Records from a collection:
--------

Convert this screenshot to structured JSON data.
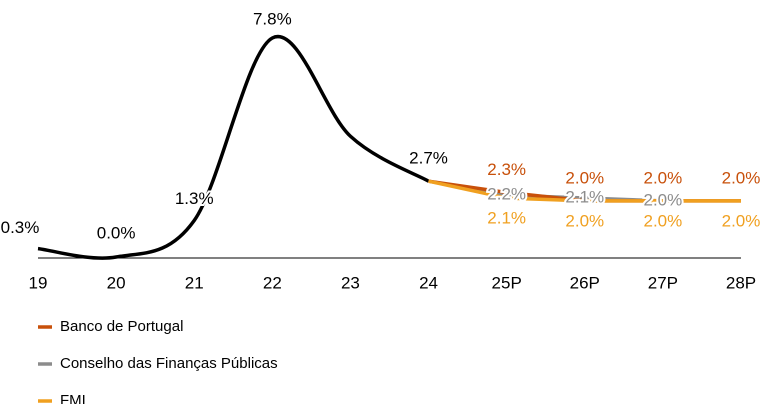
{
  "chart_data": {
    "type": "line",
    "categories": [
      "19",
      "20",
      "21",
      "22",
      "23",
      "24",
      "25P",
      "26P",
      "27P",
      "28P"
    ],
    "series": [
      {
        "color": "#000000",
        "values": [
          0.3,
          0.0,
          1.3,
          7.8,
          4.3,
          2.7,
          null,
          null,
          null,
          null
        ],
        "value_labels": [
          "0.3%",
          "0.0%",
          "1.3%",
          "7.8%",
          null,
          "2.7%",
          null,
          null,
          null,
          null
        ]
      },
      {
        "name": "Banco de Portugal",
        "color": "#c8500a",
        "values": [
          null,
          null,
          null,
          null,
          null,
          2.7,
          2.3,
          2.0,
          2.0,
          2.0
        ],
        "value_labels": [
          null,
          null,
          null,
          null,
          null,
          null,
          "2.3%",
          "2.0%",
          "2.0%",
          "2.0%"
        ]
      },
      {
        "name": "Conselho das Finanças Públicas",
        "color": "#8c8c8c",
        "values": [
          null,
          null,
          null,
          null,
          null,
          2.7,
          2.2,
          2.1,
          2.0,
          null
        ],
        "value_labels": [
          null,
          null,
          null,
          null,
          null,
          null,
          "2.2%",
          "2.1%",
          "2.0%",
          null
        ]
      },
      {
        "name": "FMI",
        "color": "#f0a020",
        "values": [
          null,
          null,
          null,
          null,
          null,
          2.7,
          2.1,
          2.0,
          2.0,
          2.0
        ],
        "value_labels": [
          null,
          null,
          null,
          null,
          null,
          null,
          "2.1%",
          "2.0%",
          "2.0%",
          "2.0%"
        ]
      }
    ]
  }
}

--------

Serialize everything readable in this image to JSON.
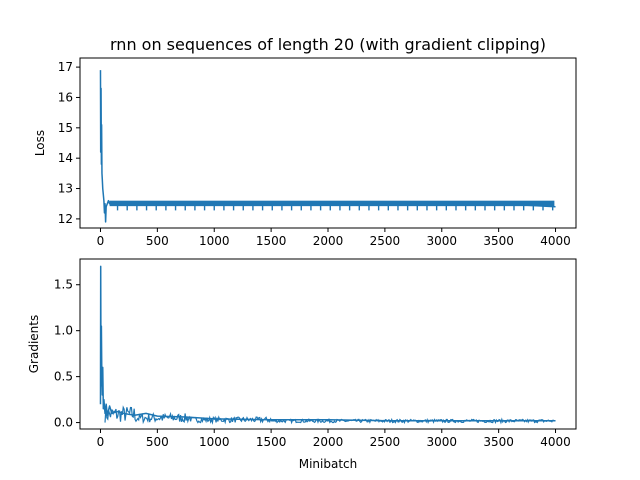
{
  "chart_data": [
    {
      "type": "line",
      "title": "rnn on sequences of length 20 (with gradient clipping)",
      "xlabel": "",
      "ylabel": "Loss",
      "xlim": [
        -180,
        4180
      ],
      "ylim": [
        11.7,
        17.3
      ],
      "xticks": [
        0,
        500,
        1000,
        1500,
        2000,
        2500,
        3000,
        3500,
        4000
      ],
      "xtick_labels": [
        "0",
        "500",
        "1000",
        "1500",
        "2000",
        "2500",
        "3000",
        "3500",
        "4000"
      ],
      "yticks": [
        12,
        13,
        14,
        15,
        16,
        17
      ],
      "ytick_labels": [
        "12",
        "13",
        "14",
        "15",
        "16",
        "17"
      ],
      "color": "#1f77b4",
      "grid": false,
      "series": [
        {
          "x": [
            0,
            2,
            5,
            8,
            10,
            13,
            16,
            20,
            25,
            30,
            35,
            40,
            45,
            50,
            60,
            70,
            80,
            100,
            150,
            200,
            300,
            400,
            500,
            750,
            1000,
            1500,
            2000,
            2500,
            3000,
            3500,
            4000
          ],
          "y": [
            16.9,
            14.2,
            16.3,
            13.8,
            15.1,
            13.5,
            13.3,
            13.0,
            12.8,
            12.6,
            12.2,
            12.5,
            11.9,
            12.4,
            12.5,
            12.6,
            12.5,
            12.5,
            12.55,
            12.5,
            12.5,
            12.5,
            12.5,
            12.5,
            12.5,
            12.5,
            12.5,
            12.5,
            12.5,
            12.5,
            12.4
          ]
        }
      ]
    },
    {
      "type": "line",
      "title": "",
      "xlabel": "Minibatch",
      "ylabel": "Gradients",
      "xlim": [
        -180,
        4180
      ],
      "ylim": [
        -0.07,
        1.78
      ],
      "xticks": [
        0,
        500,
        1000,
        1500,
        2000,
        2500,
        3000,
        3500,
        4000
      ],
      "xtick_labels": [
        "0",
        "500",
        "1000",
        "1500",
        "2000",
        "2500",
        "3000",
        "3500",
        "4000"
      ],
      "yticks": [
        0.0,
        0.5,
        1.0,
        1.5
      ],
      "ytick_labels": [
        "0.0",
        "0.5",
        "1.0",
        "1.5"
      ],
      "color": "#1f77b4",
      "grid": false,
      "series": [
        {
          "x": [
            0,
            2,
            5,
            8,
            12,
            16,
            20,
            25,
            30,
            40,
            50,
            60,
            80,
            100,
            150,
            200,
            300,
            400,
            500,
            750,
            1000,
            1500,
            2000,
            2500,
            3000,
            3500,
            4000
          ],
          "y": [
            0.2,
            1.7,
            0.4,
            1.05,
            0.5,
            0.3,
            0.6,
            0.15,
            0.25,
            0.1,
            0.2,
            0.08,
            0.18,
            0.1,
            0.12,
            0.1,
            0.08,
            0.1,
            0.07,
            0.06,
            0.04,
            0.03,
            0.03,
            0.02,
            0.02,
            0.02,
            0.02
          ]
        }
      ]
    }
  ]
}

--------

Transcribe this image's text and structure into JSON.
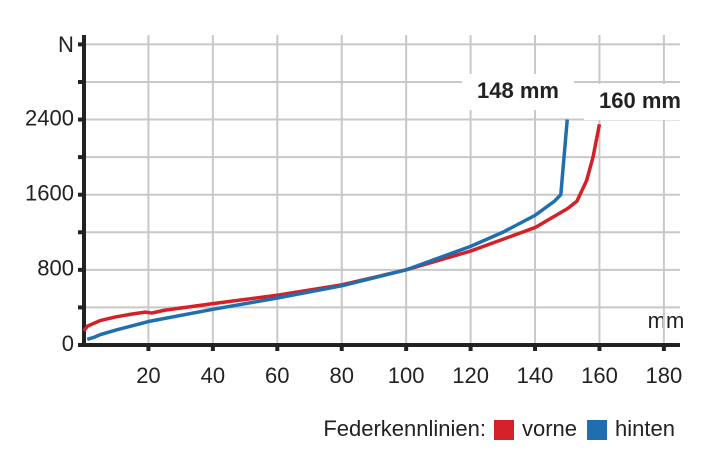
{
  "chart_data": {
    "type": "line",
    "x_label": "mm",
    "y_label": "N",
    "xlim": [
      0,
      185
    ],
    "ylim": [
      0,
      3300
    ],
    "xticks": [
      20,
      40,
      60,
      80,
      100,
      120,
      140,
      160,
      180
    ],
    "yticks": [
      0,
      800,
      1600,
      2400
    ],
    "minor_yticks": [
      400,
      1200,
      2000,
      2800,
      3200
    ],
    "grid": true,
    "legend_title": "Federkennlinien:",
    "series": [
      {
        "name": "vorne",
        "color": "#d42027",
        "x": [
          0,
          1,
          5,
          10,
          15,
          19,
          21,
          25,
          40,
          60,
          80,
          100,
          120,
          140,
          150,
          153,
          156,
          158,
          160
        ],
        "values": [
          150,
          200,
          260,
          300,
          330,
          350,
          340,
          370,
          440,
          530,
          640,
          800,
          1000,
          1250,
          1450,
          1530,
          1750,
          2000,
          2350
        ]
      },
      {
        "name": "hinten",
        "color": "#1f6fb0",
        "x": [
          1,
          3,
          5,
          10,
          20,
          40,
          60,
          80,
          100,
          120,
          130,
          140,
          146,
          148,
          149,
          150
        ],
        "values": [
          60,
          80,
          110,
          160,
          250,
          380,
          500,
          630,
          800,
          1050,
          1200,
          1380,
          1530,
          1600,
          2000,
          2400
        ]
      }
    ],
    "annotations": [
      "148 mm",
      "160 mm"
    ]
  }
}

--------

Look through the material above and pick out each line holding the word "image".

(FINISHED EXERCISE):
Serialize everything readable in this image to JSON.
Transcribe this image's text and structure into JSON.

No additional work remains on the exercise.